Pick out each line containing the string "failure" and copy it.

(Stored items from a collection)
+ + + + +

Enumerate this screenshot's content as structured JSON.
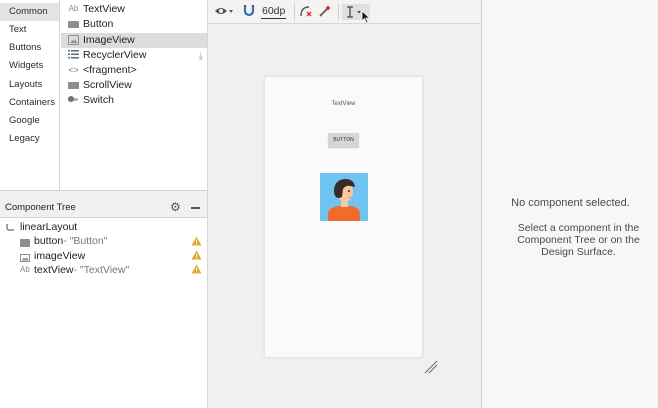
{
  "palette": {
    "categories": [
      "Common",
      "Text",
      "Buttons",
      "Widgets",
      "Layouts",
      "Containers",
      "Google",
      "Legacy"
    ],
    "selected_category": "Common",
    "widgets": [
      {
        "label": "TextView",
        "icon": "text-ab-icon"
      },
      {
        "label": "Button",
        "icon": "button-icon"
      },
      {
        "label": "ImageView",
        "icon": "image-icon"
      },
      {
        "label": "RecyclerView",
        "icon": "list-icon"
      },
      {
        "label": "<fragment>",
        "icon": "code-icon"
      },
      {
        "label": "ScrollView",
        "icon": "scroll-icon"
      },
      {
        "label": "Switch",
        "icon": "switch-icon"
      }
    ],
    "selected_widget": "ImageView"
  },
  "component_tree": {
    "title": "Component Tree",
    "root": "linearLayout",
    "children": [
      {
        "id": "button",
        "secondary": "- \"Button\"",
        "warning": true
      },
      {
        "id": "imageView",
        "secondary": "",
        "warning": true
      },
      {
        "id": "textView",
        "secondary": "- \"TextView\"",
        "warning": true
      }
    ]
  },
  "toolbar": {
    "margin_value": "60dp"
  },
  "preview": {
    "text_view": "TextView",
    "button_label": "BUTTON"
  },
  "attributes": {
    "empty_title": "No component selected.",
    "empty_hint": "Select a component in the Component Tree or on the Design Surface."
  },
  "colors": {
    "warning": "#e3a72f",
    "image_bg": "#6fc4ef",
    "selection": "#dcdcdc"
  }
}
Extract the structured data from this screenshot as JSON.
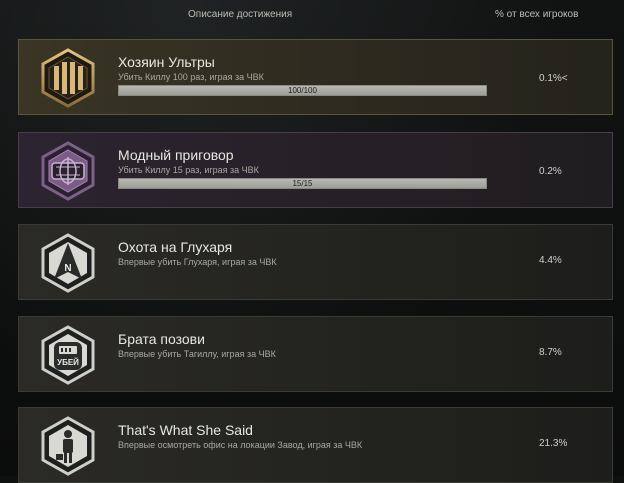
{
  "header": {
    "description": "Описание достижения",
    "percent": "% от всех игроков"
  },
  "achievements": [
    {
      "title": "Хозяин Ультры",
      "description": "Убить Киллу 100 раз, играя за ЧВК",
      "progress_text": "100/100",
      "progress": 1.0,
      "percent": "0.1%<",
      "icon": "gold-bars-icon"
    },
    {
      "title": "Модный приговор",
      "description": "Убить Киллу 15 раз, играя за ЧВК",
      "progress_text": "15/15",
      "progress": 1.0,
      "percent": "0.2%",
      "icon": "purple-globe-icon"
    },
    {
      "title": "Охота на Глухаря",
      "description": "Впервые убить Глухаря, играя за ЧВК",
      "percent": "4.4%",
      "icon": "compass-n-icon",
      "icon_letter": "N"
    },
    {
      "title": "Брата позови",
      "description": "Впервые убить Тагиллу, играя за ЧВК",
      "percent": "8.7%",
      "icon": "mask-icon",
      "icon_letter": "УБЕЙ"
    },
    {
      "title": "That's What She Said",
      "description": "Впервые осмотреть офис на локации Завод, играя за ЧВК",
      "percent": "21.3%",
      "icon": "office-worker-icon"
    }
  ]
}
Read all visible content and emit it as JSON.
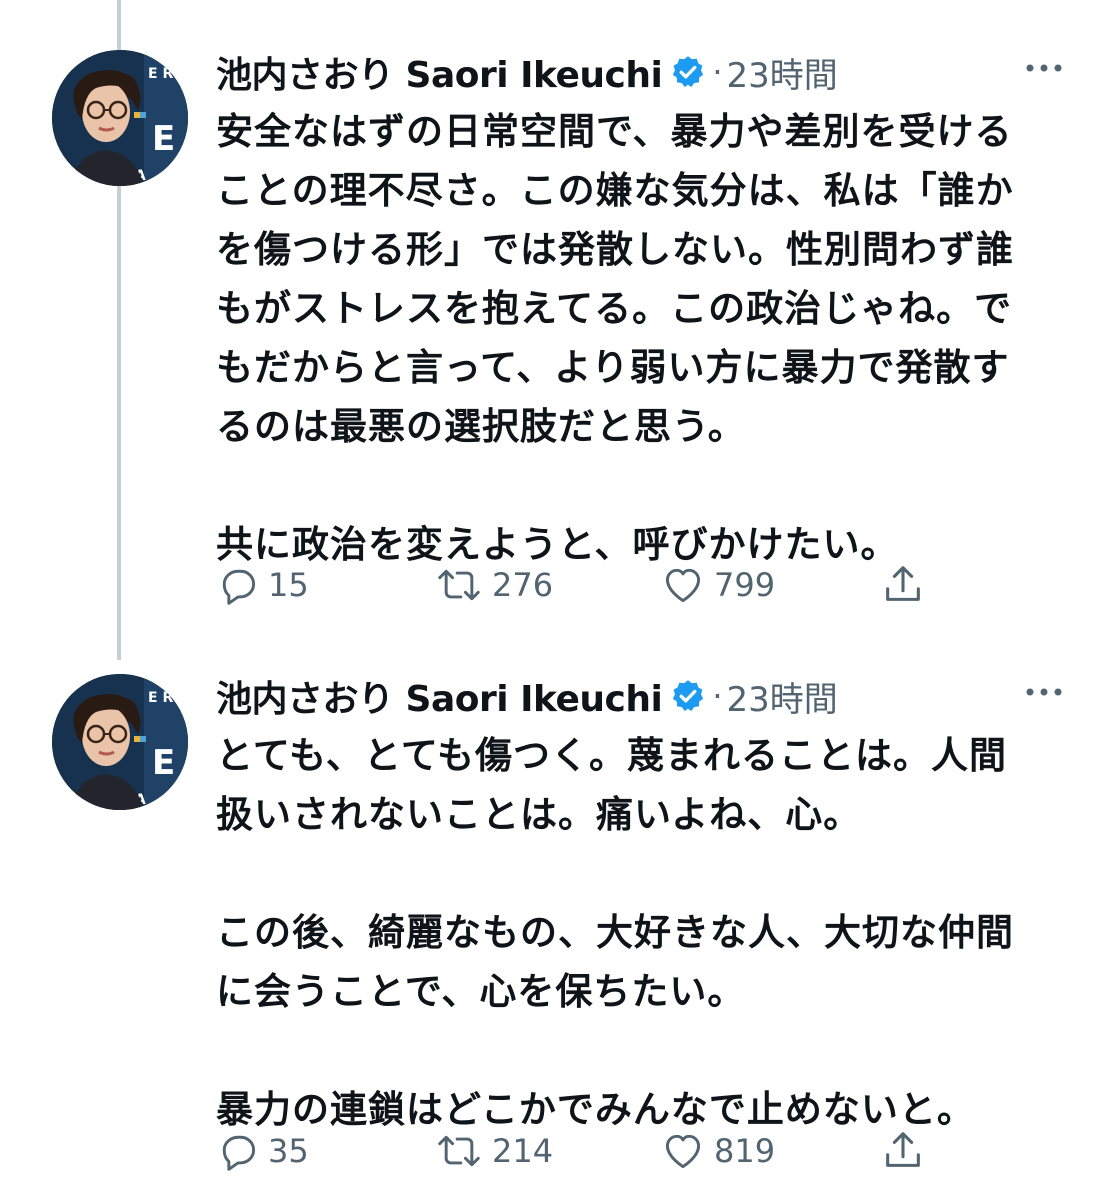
{
  "colors": {
    "text": "#0f1419",
    "secondary": "#536471",
    "verified": "#1d9bf0",
    "thread_line": "#c4cfd6"
  },
  "avatar": {
    "letters_top": "E R",
    "letter_big": "E",
    "letters_bottom": "QUA"
  },
  "tweets": [
    {
      "author": "池内さおり Saori Ikeuchi",
      "time": "23時間",
      "separator": "·",
      "verified_icon": "verified-badge-icon",
      "more_icon": "more-dots-icon",
      "lines": [
        "安全なはずの日常空間で、暴力や差別を受ける",
        "ことの理不尽さ。この嫌な気分は、私は「誰か",
        "を傷つける形」では発散しない。性別問わず誰",
        "もがストレスを抱えてる。この政治じゃね。で",
        "もだからと言って、より弱い方に暴力で発散す",
        "るのは最悪の選択肢だと思う。",
        "",
        "共に政治を変えようと、呼びかけたい。"
      ],
      "replies": "15",
      "retweets": "276",
      "likes": "799"
    },
    {
      "author": "池内さおり Saori Ikeuchi",
      "time": "23時間",
      "separator": "·",
      "verified_icon": "verified-badge-icon",
      "more_icon": "more-dots-icon",
      "lines": [
        "とても、とても傷つく。蔑まれることは。人間",
        "扱いされないことは。痛いよね、心。",
        "",
        "この後、綺麗なもの、大好きな人、大切な仲間",
        "に会うことで、心を保ちたい。",
        "",
        "暴力の連鎖はどこかでみんなで止めないと。"
      ],
      "replies": "35",
      "retweets": "214",
      "likes": "819"
    }
  ]
}
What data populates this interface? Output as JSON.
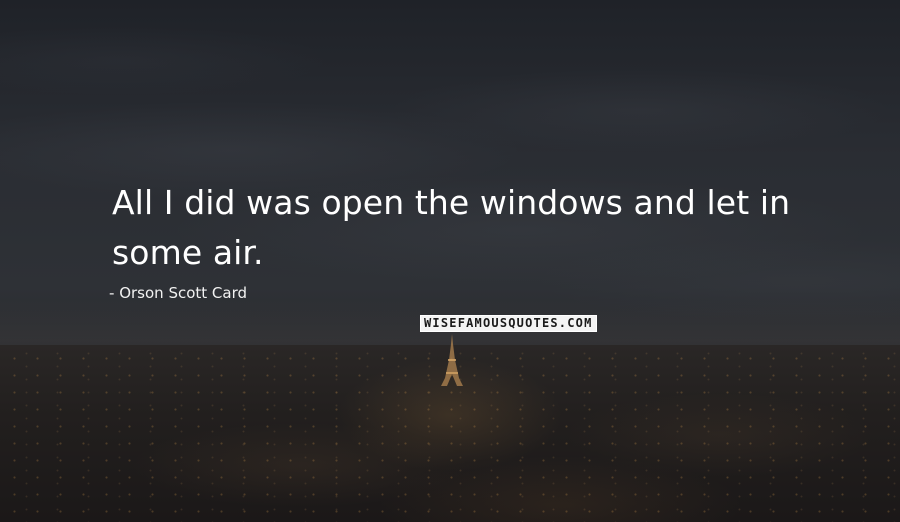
{
  "quote": {
    "line1": "All I did was open the windows and let in",
    "line2": "some air."
  },
  "author": {
    "prefix": "-",
    "name": "Orson Scott Card"
  },
  "watermark": {
    "text": "WISEFAMOUSQUOTES.COM"
  },
  "background": {
    "scene": "night city skyline under cloudy sky",
    "landmark_icon": "eiffel-tower-icon",
    "sky_color": "#2b2e34",
    "city_color": "#221f1e",
    "light_color": "#c8904a"
  }
}
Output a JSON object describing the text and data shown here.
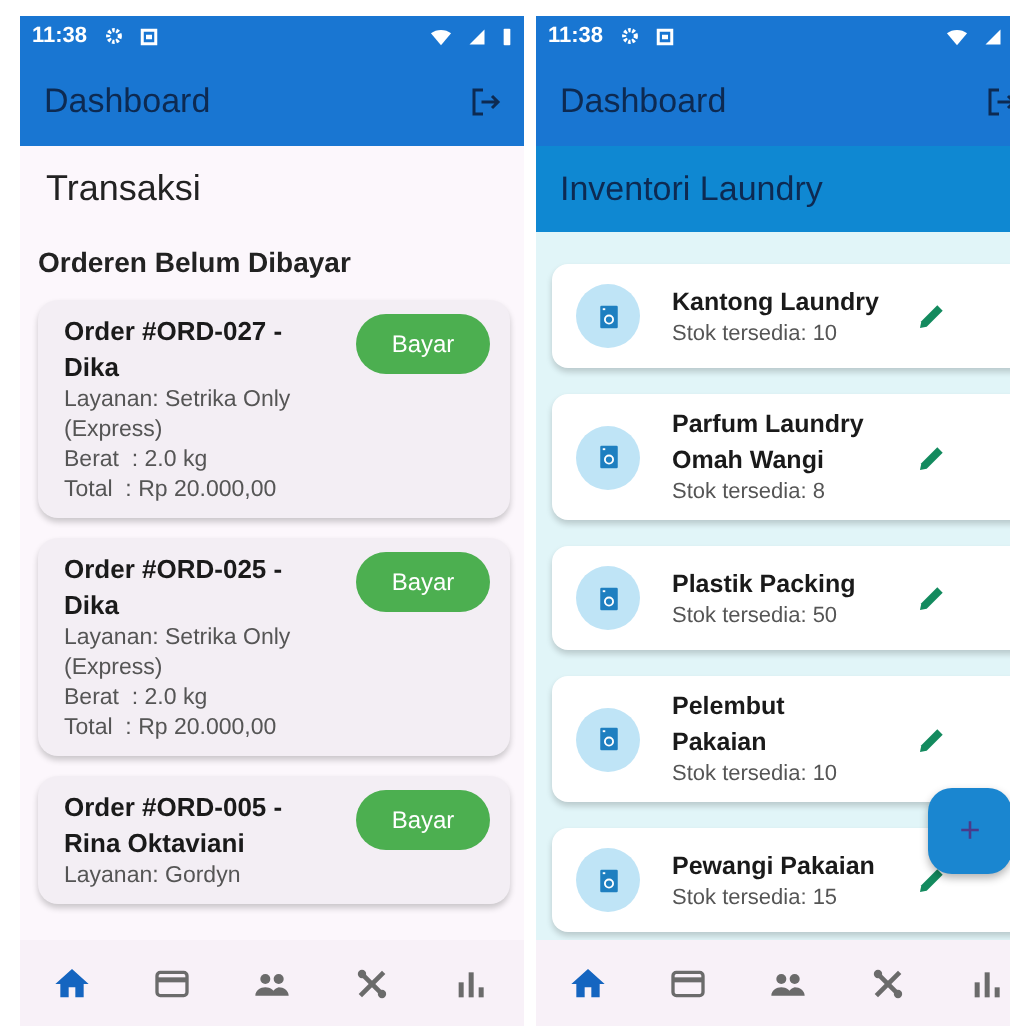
{
  "screens": [
    {
      "kind": "transactions",
      "status_bar": {
        "time": "11:38"
      },
      "app_bar": {
        "title": "Dashboard"
      },
      "page_title": "Transaksi",
      "section_title": "Orderen Belum Dibayar",
      "orders": [
        {
          "title": "Order #ORD-027 - Dika",
          "lines": [
            "Layanan: Setrika Only (Express)",
            "Berat  : 2.0 kg",
            "Total  : Rp 20.000,00"
          ],
          "button": "Bayar"
        },
        {
          "title": "Order #ORD-025 - Dika",
          "lines": [
            "Layanan: Setrika Only (Express)",
            "Berat  : 2.0 kg",
            "Total  : Rp 20.000,00"
          ],
          "button": "Bayar"
        },
        {
          "title": "Order #ORD-005 - Rina Oktaviani",
          "lines": [
            "Layanan: Gordyn"
          ],
          "button": "Bayar"
        }
      ],
      "nav": [
        {
          "kind": "home",
          "selected": true
        },
        {
          "kind": "card",
          "selected": false
        },
        {
          "kind": "people",
          "selected": false
        },
        {
          "kind": "tools",
          "selected": false
        },
        {
          "kind": "chart",
          "selected": false
        }
      ]
    },
    {
      "kind": "inventory",
      "status_bar": {
        "time": "11:38"
      },
      "app_bar": {
        "title": "Dashboard"
      },
      "header": "Inventori Laundry",
      "items": [
        {
          "name": "Kantong Laundry",
          "stock": "Stok tersedia: 10"
        },
        {
          "name": "Parfum Laundry Omah Wangi",
          "stock": "Stok tersedia: 8"
        },
        {
          "name": "Plastik Packing",
          "stock": "Stok tersedia: 50"
        },
        {
          "name": "Pelembut Pakaian",
          "stock": "Stok tersedia: 10"
        },
        {
          "name": "Pewangi Pakaian",
          "stock": "Stok tersedia: 15"
        }
      ],
      "fab": "+",
      "nav": [
        {
          "kind": "home",
          "selected": true
        },
        {
          "kind": "card",
          "selected": false
        },
        {
          "kind": "people",
          "selected": false
        },
        {
          "kind": "tools",
          "selected": false
        },
        {
          "kind": "chart",
          "selected": false
        }
      ]
    }
  ]
}
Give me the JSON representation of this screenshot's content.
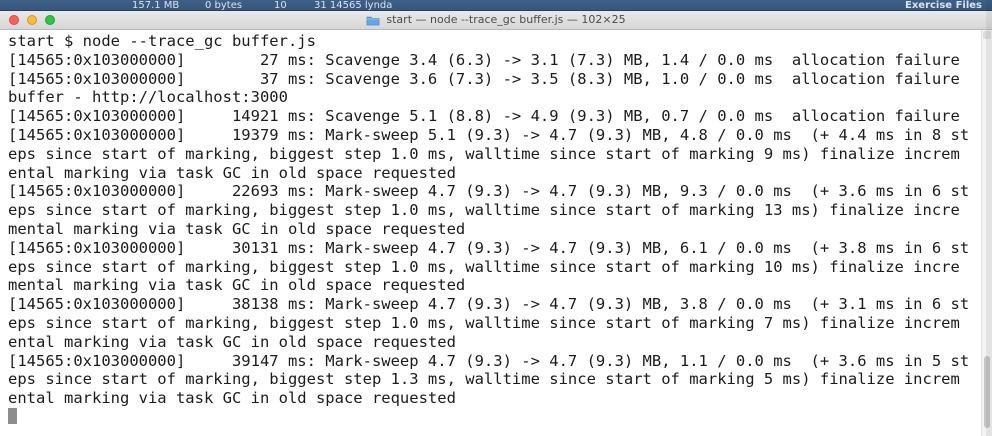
{
  "background": {
    "row_memory": "157.1 MB",
    "row_bytes": "0 bytes",
    "row_count": "10",
    "row_process": "31  14565  lynda",
    "exercise_files_label": "Exercise Files"
  },
  "window": {
    "title": "start — node --trace_gc buffer.js — 102×25"
  },
  "terminal": {
    "lines": [
      "start $ node --trace_gc buffer.js",
      "[14565:0x103000000]        27 ms: Scavenge 3.4 (6.3) -> 3.1 (7.3) MB, 1.4 / 0.0 ms  allocation failure",
      "[14565:0x103000000]        37 ms: Scavenge 3.6 (7.3) -> 3.5 (8.3) MB, 1.0 / 0.0 ms  allocation failure",
      "buffer - http://localhost:3000",
      "[14565:0x103000000]     14921 ms: Scavenge 5.1 (8.8) -> 4.9 (9.3) MB, 0.7 / 0.0 ms  allocation failure",
      "[14565:0x103000000]     19379 ms: Mark-sweep 5.1 (9.3) -> 4.7 (9.3) MB, 4.8 / 0.0 ms  (+ 4.4 ms in 8 st",
      "eps since start of marking, biggest step 1.0 ms, walltime since start of marking 9 ms) finalize increm",
      "ental marking via task GC in old space requested",
      "[14565:0x103000000]     22693 ms: Mark-sweep 4.7 (9.3) -> 4.7 (9.3) MB, 9.3 / 0.0 ms  (+ 3.6 ms in 6 st",
      "eps since start of marking, biggest step 1.0 ms, walltime since start of marking 13 ms) finalize incre",
      "mental marking via task GC in old space requested",
      "[14565:0x103000000]     30131 ms: Mark-sweep 4.7 (9.3) -> 4.7 (9.3) MB, 6.1 / 0.0 ms  (+ 3.8 ms in 6 st",
      "eps since start of marking, biggest step 1.0 ms, walltime since start of marking 10 ms) finalize incre",
      "mental marking via task GC in old space requested",
      "[14565:0x103000000]     38138 ms: Mark-sweep 4.7 (9.3) -> 4.7 (9.3) MB, 3.8 / 0.0 ms  (+ 3.1 ms in 6 st",
      "eps since start of marking, biggest step 1.0 ms, walltime since start of marking 7 ms) finalize increm",
      "ental marking via task GC in old space requested",
      "[14565:0x103000000]     39147 ms: Mark-sweep 4.7 (9.3) -> 4.7 (9.3) MB, 1.1 / 0.0 ms  (+ 3.6 ms in 5 st",
      "eps since start of marking, biggest step 1.3 ms, walltime since start of marking 5 ms) finalize increm",
      "ental marking via task GC in old space requested"
    ]
  },
  "colors": {
    "desktop": "#2f4f77",
    "terminal_bg": "#ffffff",
    "text": "#1b1b1b",
    "cursor": "#8d8d8d",
    "close": "#ff5f57",
    "minimize": "#febc2e",
    "maximize": "#28c840"
  },
  "icons": {
    "window_title": "folder-icon"
  }
}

+ + + + +

▶ Solution to this problem:
      "[14565:0x103000000]        27 ms: Scavenge 3.4 (6.3) -> 3.1 (7.3) MB, 1.4 / 0.0 ms  allocation failure",
      "[14565:0x103000000]        37 ms: Scavenge 3.6 (7.3) -> 3.5 (8.3) MB, 1.0 / 0.0 ms  allocation failure",
      "[14565:0x103000000]     14921 ms: Scavenge 5.1 (8.8) -> 4.9 (9.3) MB, 0.7 / 0.0 ms  allocation failure",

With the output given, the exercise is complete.